_To do_. Write out each line from the data below that includes the word "outgoing".

_Supplied data_.
[Start]

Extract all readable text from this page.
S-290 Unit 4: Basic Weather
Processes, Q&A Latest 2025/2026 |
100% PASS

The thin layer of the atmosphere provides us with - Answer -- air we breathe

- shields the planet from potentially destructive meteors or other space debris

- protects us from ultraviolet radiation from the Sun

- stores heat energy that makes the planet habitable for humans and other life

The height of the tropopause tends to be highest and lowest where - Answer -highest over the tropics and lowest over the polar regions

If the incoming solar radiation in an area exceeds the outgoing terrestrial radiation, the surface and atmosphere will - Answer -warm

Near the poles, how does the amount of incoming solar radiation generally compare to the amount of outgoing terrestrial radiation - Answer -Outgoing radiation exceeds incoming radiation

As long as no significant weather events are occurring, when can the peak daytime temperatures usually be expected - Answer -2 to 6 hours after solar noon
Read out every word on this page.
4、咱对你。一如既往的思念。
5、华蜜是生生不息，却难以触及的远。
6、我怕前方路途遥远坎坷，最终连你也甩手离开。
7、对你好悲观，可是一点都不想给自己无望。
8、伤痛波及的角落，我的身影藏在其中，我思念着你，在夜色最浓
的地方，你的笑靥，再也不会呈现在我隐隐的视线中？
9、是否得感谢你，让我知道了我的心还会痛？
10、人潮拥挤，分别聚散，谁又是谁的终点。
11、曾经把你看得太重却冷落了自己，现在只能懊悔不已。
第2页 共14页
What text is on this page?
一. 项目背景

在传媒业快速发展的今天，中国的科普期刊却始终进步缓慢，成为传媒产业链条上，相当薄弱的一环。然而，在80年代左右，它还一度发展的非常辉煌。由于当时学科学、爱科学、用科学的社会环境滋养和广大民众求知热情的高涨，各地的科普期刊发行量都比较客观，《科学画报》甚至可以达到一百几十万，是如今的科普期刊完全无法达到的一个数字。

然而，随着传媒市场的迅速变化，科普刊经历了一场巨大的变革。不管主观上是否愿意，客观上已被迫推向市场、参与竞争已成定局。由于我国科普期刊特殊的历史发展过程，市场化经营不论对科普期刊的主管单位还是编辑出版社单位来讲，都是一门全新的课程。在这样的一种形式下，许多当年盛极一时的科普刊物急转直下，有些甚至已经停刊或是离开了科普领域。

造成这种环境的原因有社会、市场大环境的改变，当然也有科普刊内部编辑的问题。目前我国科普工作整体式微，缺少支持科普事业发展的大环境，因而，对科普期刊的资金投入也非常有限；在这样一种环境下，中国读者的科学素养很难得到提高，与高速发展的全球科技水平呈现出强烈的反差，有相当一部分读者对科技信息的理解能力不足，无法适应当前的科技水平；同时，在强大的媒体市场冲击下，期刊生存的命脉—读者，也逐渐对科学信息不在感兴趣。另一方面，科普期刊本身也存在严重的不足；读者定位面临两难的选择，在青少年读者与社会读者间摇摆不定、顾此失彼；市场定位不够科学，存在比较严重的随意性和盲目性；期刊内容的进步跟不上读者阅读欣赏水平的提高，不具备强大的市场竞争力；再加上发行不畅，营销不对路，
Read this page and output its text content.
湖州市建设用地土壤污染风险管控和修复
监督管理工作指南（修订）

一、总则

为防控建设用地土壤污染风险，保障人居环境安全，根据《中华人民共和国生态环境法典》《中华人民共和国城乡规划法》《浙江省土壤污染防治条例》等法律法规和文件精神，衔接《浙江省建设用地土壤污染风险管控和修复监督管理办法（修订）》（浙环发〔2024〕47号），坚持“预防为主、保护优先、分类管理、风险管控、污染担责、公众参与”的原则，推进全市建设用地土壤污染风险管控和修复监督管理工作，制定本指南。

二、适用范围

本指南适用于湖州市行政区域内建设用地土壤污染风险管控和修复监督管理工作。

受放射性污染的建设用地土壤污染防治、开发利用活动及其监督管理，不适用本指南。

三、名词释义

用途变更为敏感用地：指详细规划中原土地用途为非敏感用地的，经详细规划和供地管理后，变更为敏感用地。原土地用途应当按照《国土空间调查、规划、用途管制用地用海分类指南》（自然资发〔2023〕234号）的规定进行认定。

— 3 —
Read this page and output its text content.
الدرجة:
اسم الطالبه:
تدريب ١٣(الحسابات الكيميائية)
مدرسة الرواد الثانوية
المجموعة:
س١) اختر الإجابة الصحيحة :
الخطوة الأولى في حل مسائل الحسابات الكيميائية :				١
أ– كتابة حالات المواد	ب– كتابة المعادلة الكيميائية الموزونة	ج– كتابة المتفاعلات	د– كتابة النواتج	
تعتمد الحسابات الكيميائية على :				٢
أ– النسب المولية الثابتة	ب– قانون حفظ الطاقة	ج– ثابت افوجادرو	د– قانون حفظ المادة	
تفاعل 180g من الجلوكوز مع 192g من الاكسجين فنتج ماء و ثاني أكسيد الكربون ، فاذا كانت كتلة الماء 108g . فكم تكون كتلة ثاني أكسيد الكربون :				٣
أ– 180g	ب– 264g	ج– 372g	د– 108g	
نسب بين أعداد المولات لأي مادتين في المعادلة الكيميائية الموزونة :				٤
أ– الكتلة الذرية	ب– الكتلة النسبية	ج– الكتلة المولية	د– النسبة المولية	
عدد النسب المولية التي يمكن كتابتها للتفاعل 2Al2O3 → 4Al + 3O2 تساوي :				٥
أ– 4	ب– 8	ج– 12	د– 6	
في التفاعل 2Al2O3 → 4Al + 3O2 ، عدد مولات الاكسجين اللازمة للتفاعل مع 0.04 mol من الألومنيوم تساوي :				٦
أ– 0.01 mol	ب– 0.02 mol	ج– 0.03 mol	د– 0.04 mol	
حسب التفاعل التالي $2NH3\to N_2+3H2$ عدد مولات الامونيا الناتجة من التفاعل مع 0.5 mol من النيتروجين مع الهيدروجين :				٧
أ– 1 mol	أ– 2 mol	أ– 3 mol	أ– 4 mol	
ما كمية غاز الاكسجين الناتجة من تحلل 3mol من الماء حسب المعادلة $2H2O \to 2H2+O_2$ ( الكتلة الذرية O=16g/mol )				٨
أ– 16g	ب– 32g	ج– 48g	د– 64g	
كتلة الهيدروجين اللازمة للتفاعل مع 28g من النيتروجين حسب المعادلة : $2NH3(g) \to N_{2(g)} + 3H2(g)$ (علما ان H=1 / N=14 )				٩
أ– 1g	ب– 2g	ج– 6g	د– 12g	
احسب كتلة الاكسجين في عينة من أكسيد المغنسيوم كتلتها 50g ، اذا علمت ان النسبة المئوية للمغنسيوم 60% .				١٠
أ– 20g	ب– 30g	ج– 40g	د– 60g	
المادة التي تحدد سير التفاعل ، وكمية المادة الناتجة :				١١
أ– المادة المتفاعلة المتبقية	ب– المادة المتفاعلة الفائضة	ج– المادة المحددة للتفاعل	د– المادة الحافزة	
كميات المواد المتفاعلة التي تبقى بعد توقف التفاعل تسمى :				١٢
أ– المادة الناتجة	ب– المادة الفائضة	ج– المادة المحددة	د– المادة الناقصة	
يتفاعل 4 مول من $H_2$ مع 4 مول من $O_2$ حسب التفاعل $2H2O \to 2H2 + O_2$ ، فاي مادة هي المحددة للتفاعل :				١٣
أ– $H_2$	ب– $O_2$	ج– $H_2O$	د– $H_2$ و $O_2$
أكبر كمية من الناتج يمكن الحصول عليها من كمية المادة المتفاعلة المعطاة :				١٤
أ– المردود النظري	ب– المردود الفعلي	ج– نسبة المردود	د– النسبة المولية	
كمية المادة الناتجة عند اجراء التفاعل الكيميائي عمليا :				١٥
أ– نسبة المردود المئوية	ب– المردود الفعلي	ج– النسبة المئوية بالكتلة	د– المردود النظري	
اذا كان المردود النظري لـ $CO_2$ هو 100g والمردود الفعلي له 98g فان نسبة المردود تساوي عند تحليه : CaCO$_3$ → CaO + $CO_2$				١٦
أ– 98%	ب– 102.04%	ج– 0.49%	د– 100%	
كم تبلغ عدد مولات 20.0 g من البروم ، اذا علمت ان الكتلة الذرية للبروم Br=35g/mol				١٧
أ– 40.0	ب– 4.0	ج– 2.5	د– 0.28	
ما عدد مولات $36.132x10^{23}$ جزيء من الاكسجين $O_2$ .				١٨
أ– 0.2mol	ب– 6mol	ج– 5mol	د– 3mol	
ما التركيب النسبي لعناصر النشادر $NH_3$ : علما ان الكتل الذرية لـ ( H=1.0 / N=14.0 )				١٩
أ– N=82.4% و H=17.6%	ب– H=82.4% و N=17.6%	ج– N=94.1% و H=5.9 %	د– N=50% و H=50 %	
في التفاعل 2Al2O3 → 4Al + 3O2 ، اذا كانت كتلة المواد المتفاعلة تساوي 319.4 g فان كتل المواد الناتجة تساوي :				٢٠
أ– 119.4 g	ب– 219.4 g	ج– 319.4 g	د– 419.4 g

[End]

_Output of the exercise_.
If the incoming solar radiation in an area exceeds the outgoing terrestrial radiation, the surface and atmosphere will - Answer -warm
Near the poles, how does the amount of incoming solar radiation generally compare to the amount of outgoing terrestrial radiation - Answer -Outgoing radiation exceeds incoming radiation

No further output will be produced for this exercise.